### Required task
Using the data below, copy every line that contains the word "cast".

### Supplied material
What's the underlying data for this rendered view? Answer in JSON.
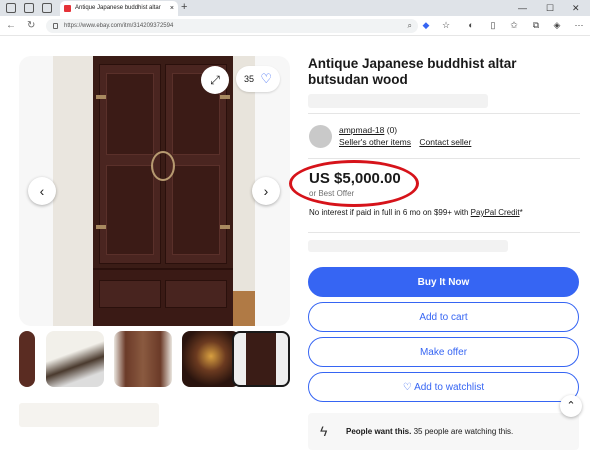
{
  "browser": {
    "tab_title": "Antique Japanese buddhist altar",
    "tab_close": "×",
    "new_tab": "+",
    "url": "https://www.ebay.com/itm/314209372594",
    "window_controls": [
      "—",
      "☐",
      "✕"
    ]
  },
  "gallery": {
    "watch_count": "35",
    "prev_arrow": "‹",
    "next_arrow": "›"
  },
  "listing": {
    "title": "Antique Japanese buddhist altar butsudan wood",
    "seller": {
      "name": "ampmad-18",
      "feedback": "(0)",
      "other_items": "Seller's other items",
      "contact": "Contact seller"
    },
    "price": "US $5,000.00",
    "best_offer": "or Best Offer",
    "interest_text": "No interest if paid in full in 6 mo on $99+ with ",
    "paypal_credit": "PayPal Credit",
    "interest_suffix": "*"
  },
  "actions": {
    "buy_now": "Buy It Now",
    "add_to_cart": "Add to cart",
    "make_offer": "Make offer",
    "add_to_watchlist": "Add to watchlist"
  },
  "social_proof": {
    "bold": "People want this.",
    "text": " 35 people are watching this."
  },
  "colors": {
    "brand_blue": "#3665f3",
    "annotation_red": "#d6131a"
  }
}
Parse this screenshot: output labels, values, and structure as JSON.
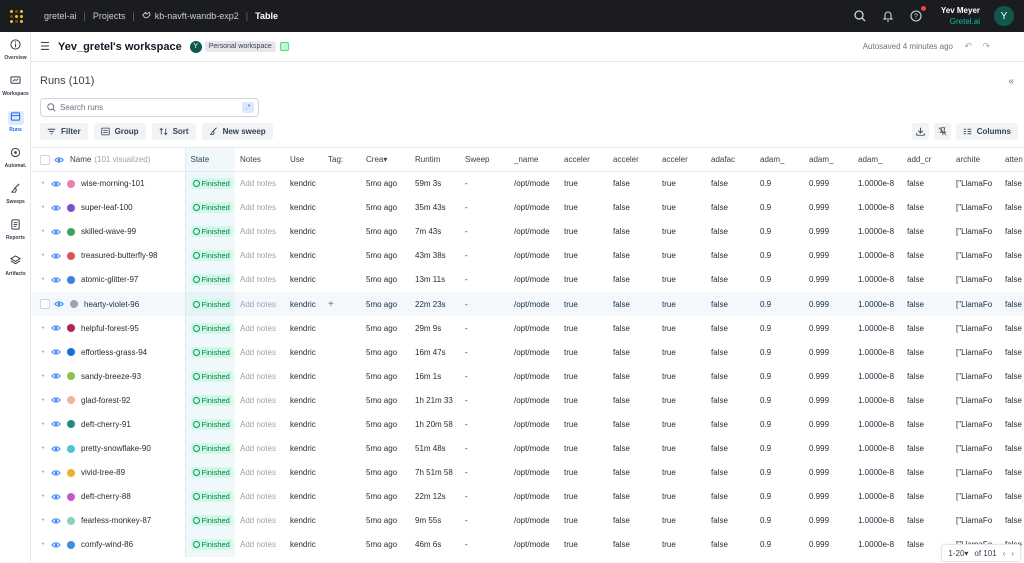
{
  "topbar": {
    "breadcrumbs": [
      "gretel-ai",
      "Projects",
      "kb-navft-wandb-exp2",
      "Table"
    ],
    "user_name": "Yev Meyer",
    "user_org": "Gretel.ai",
    "avatar_letter": "Y",
    "icons": [
      "search-icon",
      "bell-icon",
      "help-icon"
    ]
  },
  "leftnav": {
    "items": [
      {
        "label": "Overview",
        "icon": "info-icon"
      },
      {
        "label": "Workspace",
        "icon": "workspace-icon"
      },
      {
        "label": "Runs",
        "icon": "table-icon",
        "active": true
      },
      {
        "label": "Automat.",
        "icon": "automation-icon"
      },
      {
        "label": "Sweeps",
        "icon": "broom-icon"
      },
      {
        "label": "Reports",
        "icon": "report-icon"
      },
      {
        "label": "Artifacts",
        "icon": "layers-icon"
      }
    ]
  },
  "workspace": {
    "title": "Yev_gretel's workspace",
    "avatar_letter": "Y",
    "badge": "Personal workspace",
    "autosave": "Autosaved 4 minutes ago"
  },
  "runs": {
    "title": "Runs (101)",
    "search_placeholder": "Search runs",
    "regex_label": ".*",
    "toolbar": {
      "filter": "Filter",
      "group": "Group",
      "sort": "Sort",
      "new_sweep": "New sweep",
      "columns": "Columns"
    },
    "columns": {
      "name": "Name",
      "name_sub": "(101 visualized)",
      "others": [
        "State",
        "Notes",
        "Use",
        "Tag:",
        "Crea▾",
        "Runtim",
        "Sweep",
        "_name",
        "acceler",
        "acceler",
        "acceler",
        "adafac",
        "adam_",
        "adam_",
        "adam_",
        "add_cr",
        "archite",
        "atten"
      ]
    },
    "common": {
      "state": "Finished",
      "notes": "Add notes",
      "user": "kendric",
      "created": "5mo ago",
      "sweep": "-",
      "path": "/opt/mode",
      "acc1": "true",
      "acc2": "false",
      "acc3": "true",
      "adafac": "false",
      "adam1": "0.9",
      "adam2": "0.999",
      "adam3": "1.0000e-8",
      "add_cr": "false",
      "arch": "[\"LlamaFo",
      "atten": "false"
    },
    "rows": [
      {
        "name": "wise-morning-101",
        "color": "#ec7fb0",
        "runtime": "59m 3s"
      },
      {
        "name": "super-leaf-100",
        "color": "#7e4fc3",
        "runtime": "35m 43s"
      },
      {
        "name": "skilled-wave-99",
        "color": "#3aa35b",
        "runtime": "7m 43s"
      },
      {
        "name": "treasured-butterfly-98",
        "color": "#e05252",
        "runtime": "43m 38s"
      },
      {
        "name": "atomic-glitter-97",
        "color": "#3f7fe0",
        "runtime": "13m 11s"
      },
      {
        "name": "hearty-violet-96",
        "color": "#9ca3af",
        "runtime": "22m 23s"
      },
      {
        "name": "helpful-forest-95",
        "color": "#b0264f",
        "runtime": "29m 9s"
      },
      {
        "name": "effortless-grass-94",
        "color": "#1f6fd1",
        "runtime": "16m 47s"
      },
      {
        "name": "sandy-breeze-93",
        "color": "#8bc34a",
        "runtime": "16m 1s"
      },
      {
        "name": "glad-forest-92",
        "color": "#f5b49a",
        "runtime": "1h 21m 33"
      },
      {
        "name": "deft-cherry-91",
        "color": "#1f8c7c",
        "runtime": "1h 20m 58"
      },
      {
        "name": "pretty-snowflake-90",
        "color": "#4fc3d9",
        "runtime": "51m 48s"
      },
      {
        "name": "vivid-tree-89",
        "color": "#e8b12f",
        "runtime": "7h 51m 58"
      },
      {
        "name": "deft-cherry-88",
        "color": "#c459cf",
        "runtime": "22m 12s"
      },
      {
        "name": "fearless-monkey-87",
        "color": "#8fd1b6",
        "runtime": "9m 55s"
      },
      {
        "name": "comfy-wind-86",
        "color": "#3d8fd8",
        "runtime": "46m 6s"
      }
    ],
    "hover_row_plus": "+",
    "pager": {
      "range": "1-20▾",
      "of": "of 101"
    }
  }
}
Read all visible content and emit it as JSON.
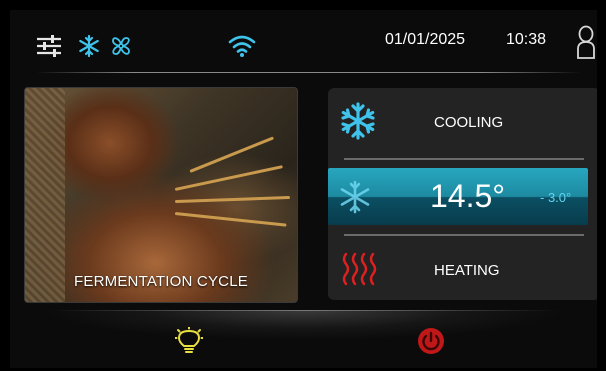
{
  "status_bar": {
    "date": "01/01/2025",
    "time": "10:38",
    "icons": [
      "settings-sliders-icon",
      "snowflake-icon",
      "fan-icon",
      "wifi-icon",
      "user-icon"
    ]
  },
  "cycle": {
    "title": "FERMENTATION CYCLE",
    "image": "bread-and-wheat-photo"
  },
  "modes": {
    "cooling_label": "COOLING",
    "heating_label": "HEATING",
    "temperature": "14.5°",
    "temperature_diff": "-  3.0°"
  },
  "bottom_bar": {
    "icons": [
      "light-bulb-icon",
      "power-icon"
    ]
  },
  "colors": {
    "accent_blue": "#27a7bf",
    "icon_blue": "#3fc3ea",
    "heating_red": "#e02020",
    "power_red": "#c01818",
    "light_yellow": "#e8e040"
  }
}
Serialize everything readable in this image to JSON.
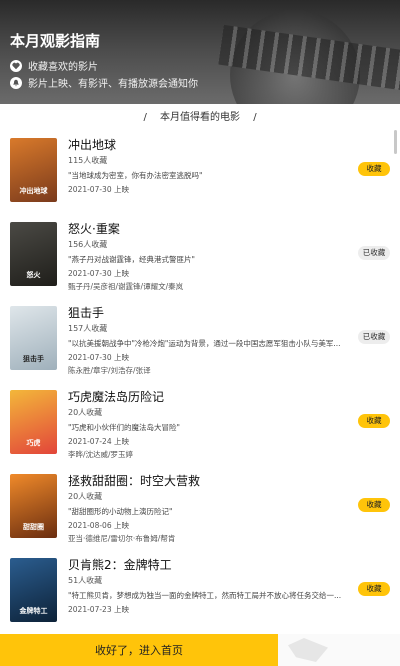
{
  "header": {
    "title": "本月观影指南",
    "features": [
      {
        "icon": "heart-icon",
        "text": "收藏喜欢的影片"
      },
      {
        "icon": "bell-icon",
        "text": "影片上映、有影评、有播放源会通知你"
      }
    ]
  },
  "section": {
    "title": "本月值得看的电影",
    "slash": "/"
  },
  "movies": [
    {
      "title": "冲出地球",
      "count": "115人收藏",
      "desc": "\"当地球成为密室，你有办法密室逃脱吗\"",
      "date": "2021-07-30 上映",
      "cast": "",
      "button": "收藏",
      "state": "collect",
      "poster_text": "冲出地球",
      "poster_colors": [
        "#d97a2b",
        "#7a3a1c"
      ]
    },
    {
      "title": "怒火·重案",
      "count": "156人收藏",
      "desc": "\"燕子丹对战谢霆锋，经典港式警匪片\"",
      "date": "2021-07-30 上映",
      "cast": "甄子丹/吴彦祖/谢霆锋/谭耀文/秦岚",
      "button": "已收藏",
      "state": "collected",
      "poster_text": "怒火",
      "poster_colors": [
        "#4b4a45",
        "#1f1e1a"
      ]
    },
    {
      "title": "狙击手",
      "count": "157人收藏",
      "desc": "\"以抗美援朝战争中\"冷枪冷炮\"运动为背景，通过一段中国志愿军狙击小队与美军...",
      "date": "2021-07-30 上映",
      "cast": "陈永胜/章宇/刘浩存/张译",
      "button": "已收藏",
      "state": "collected",
      "poster_text": "狙击手",
      "poster_colors": [
        "#dfe6ea",
        "#9fb0bb"
      ]
    },
    {
      "title": "巧虎魔法岛历险记",
      "count": "20人收藏",
      "desc": "\"巧虎和小伙伴们的魔法岛大冒险\"",
      "date": "2021-07-24 上映",
      "cast": "李晔/沈达威/罗玉婷",
      "button": "收藏",
      "state": "collect",
      "poster_text": "巧虎",
      "poster_colors": [
        "#f3b73a",
        "#e2453a"
      ]
    },
    {
      "title": "拯救甜甜圈：时空大营救",
      "count": "20人收藏",
      "desc": "\"甜甜圈形的小动物上演历险记\"",
      "date": "2021-08-06 上映",
      "cast": "亚当·德维尼/雷切尔·布鲁姆/帮肯",
      "button": "收藏",
      "state": "collect",
      "poster_text": "甜甜圈",
      "poster_colors": [
        "#f08a2a",
        "#6a2d10"
      ]
    },
    {
      "title": "贝肯熊2：金牌特工",
      "count": "51人收藏",
      "desc": "\"特工熊贝肯，梦想成为独当一面的金牌特工，然而特工局并不放心将任务交给一...",
      "date": "2021-07-23 上映",
      "cast": "",
      "button": "收藏",
      "state": "collect",
      "poster_text": "金牌特工",
      "poster_colors": [
        "#2b5d8f",
        "#0d2238"
      ]
    }
  ],
  "footer": {
    "button_label": "收好了，进入首页"
  },
  "colors": {
    "accent": "#ffc40a",
    "collected_bg": "#ededed"
  }
}
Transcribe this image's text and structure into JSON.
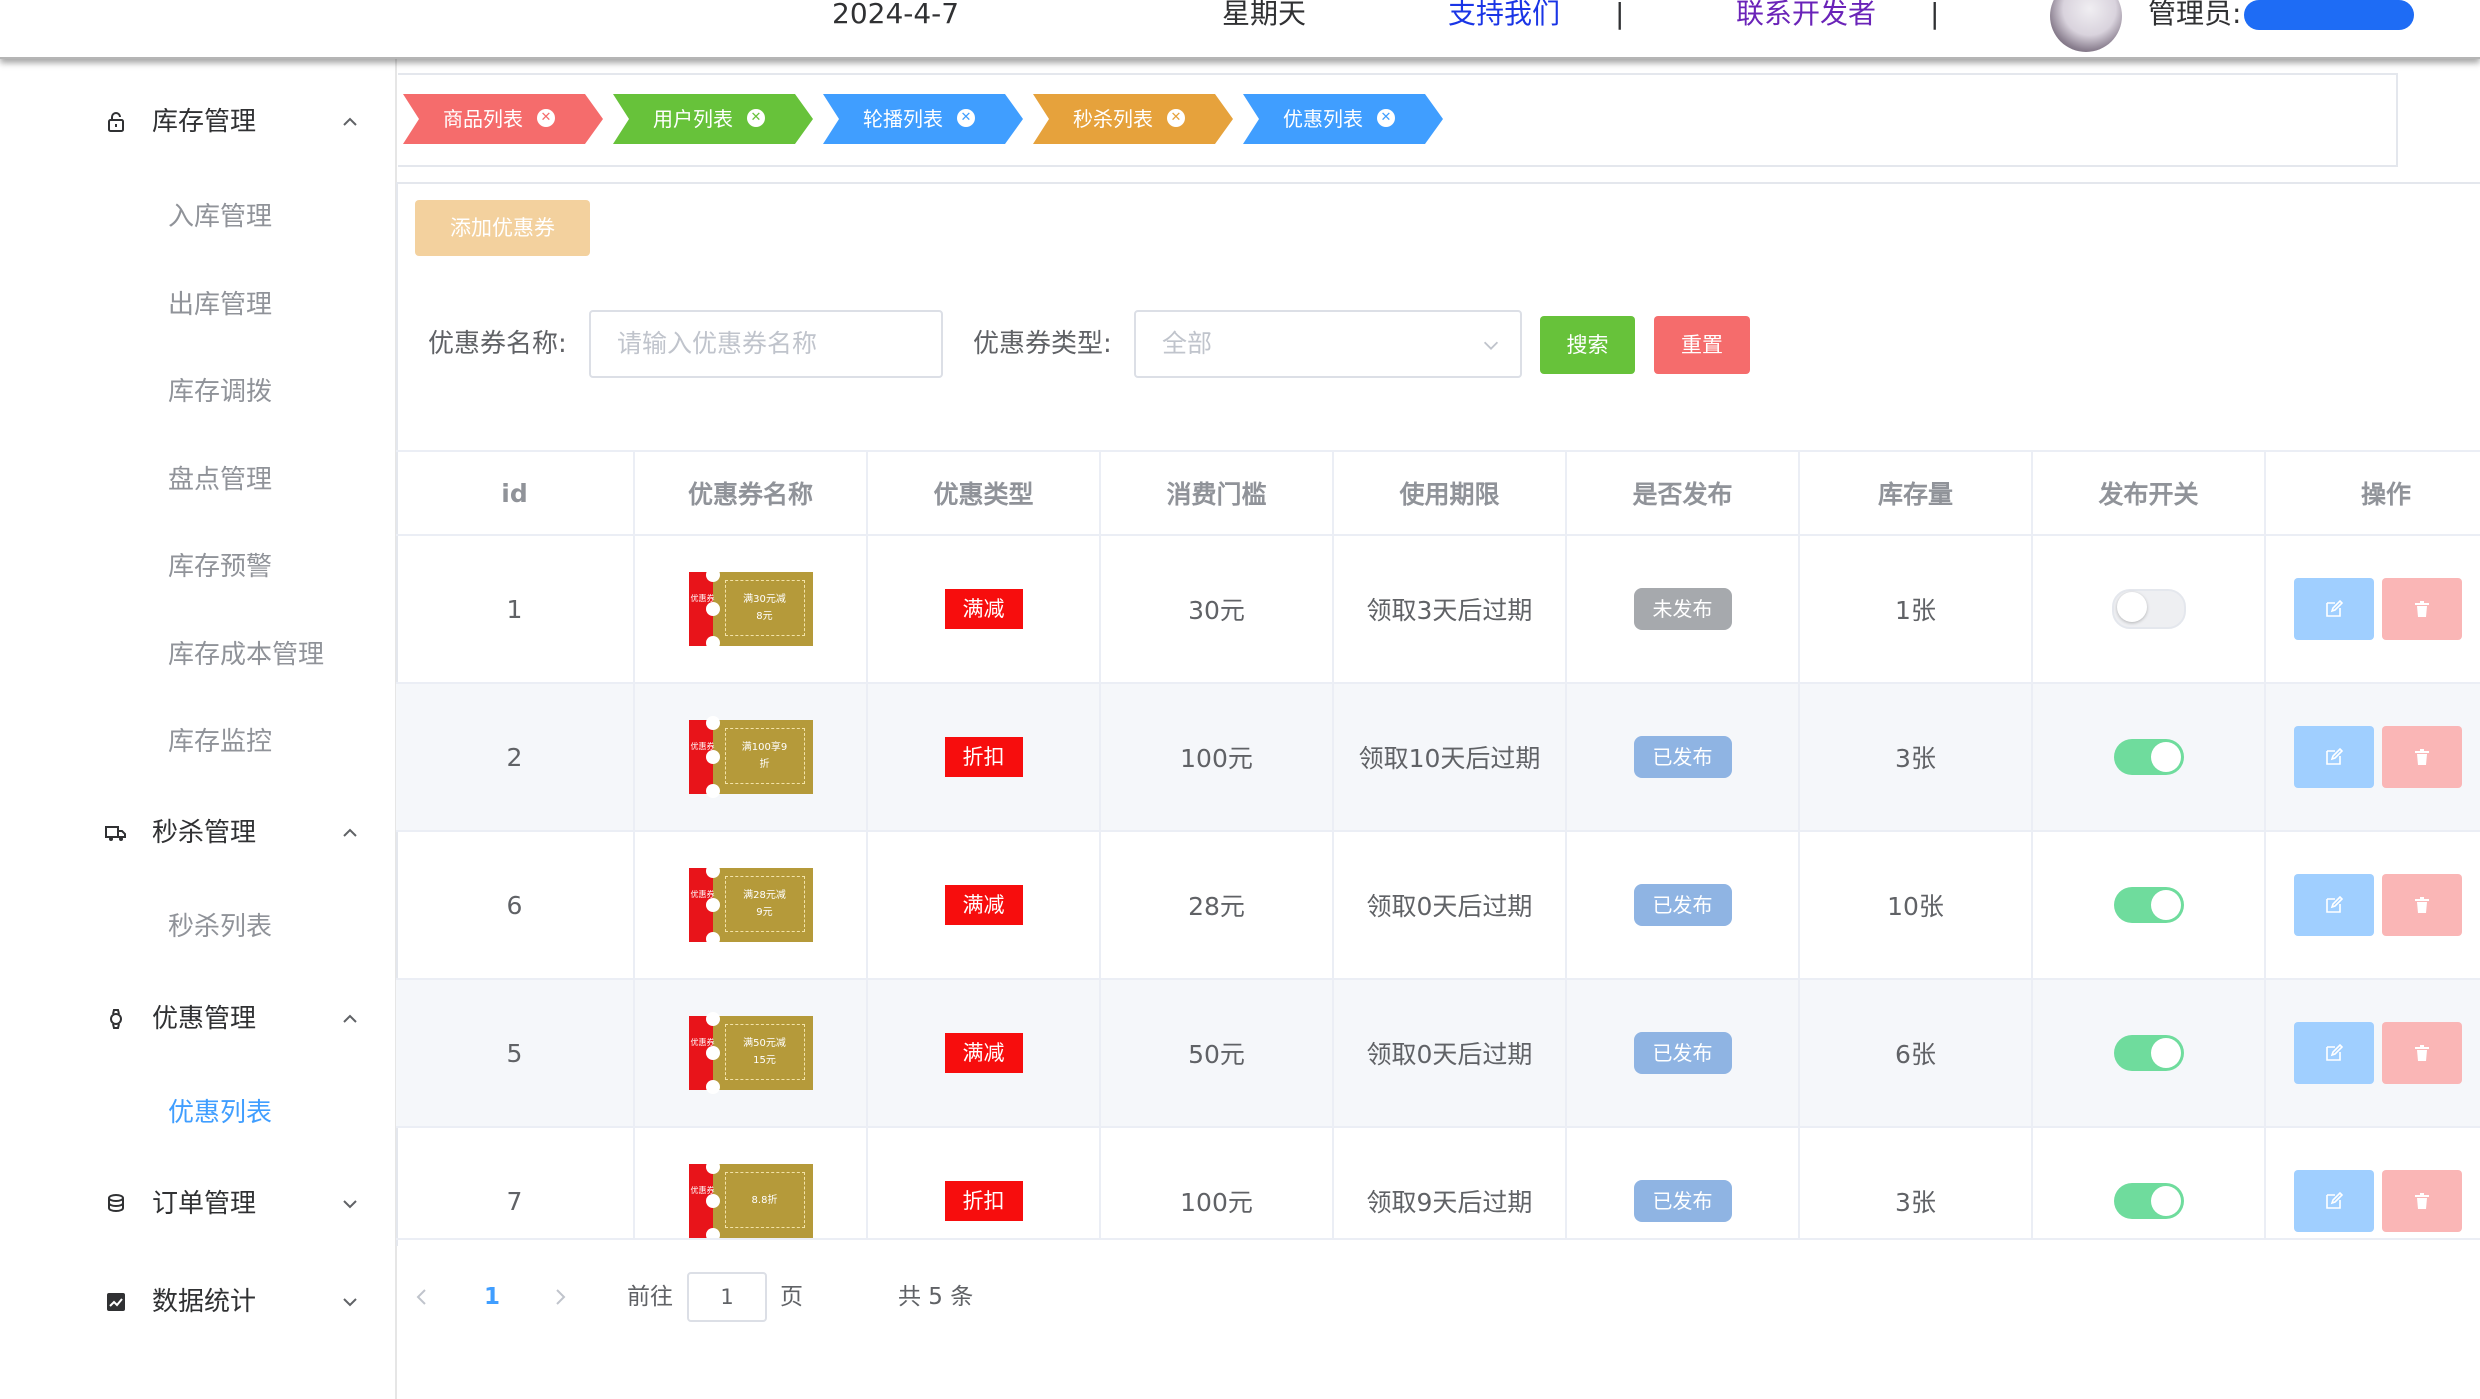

### Task result
      "cast": "",
      "cast": "甄子丹/吴彦祖/谢霆锋/谭耀文/秦岚",
      "cast": "陈永胜/章宇/刘浩存/张译",
      "cast": "李晔/沈达威/罗玉婷",
      "cast": "亚当·德维尼/雷切尔·布鲁姆/帮肯",
      "cast": "",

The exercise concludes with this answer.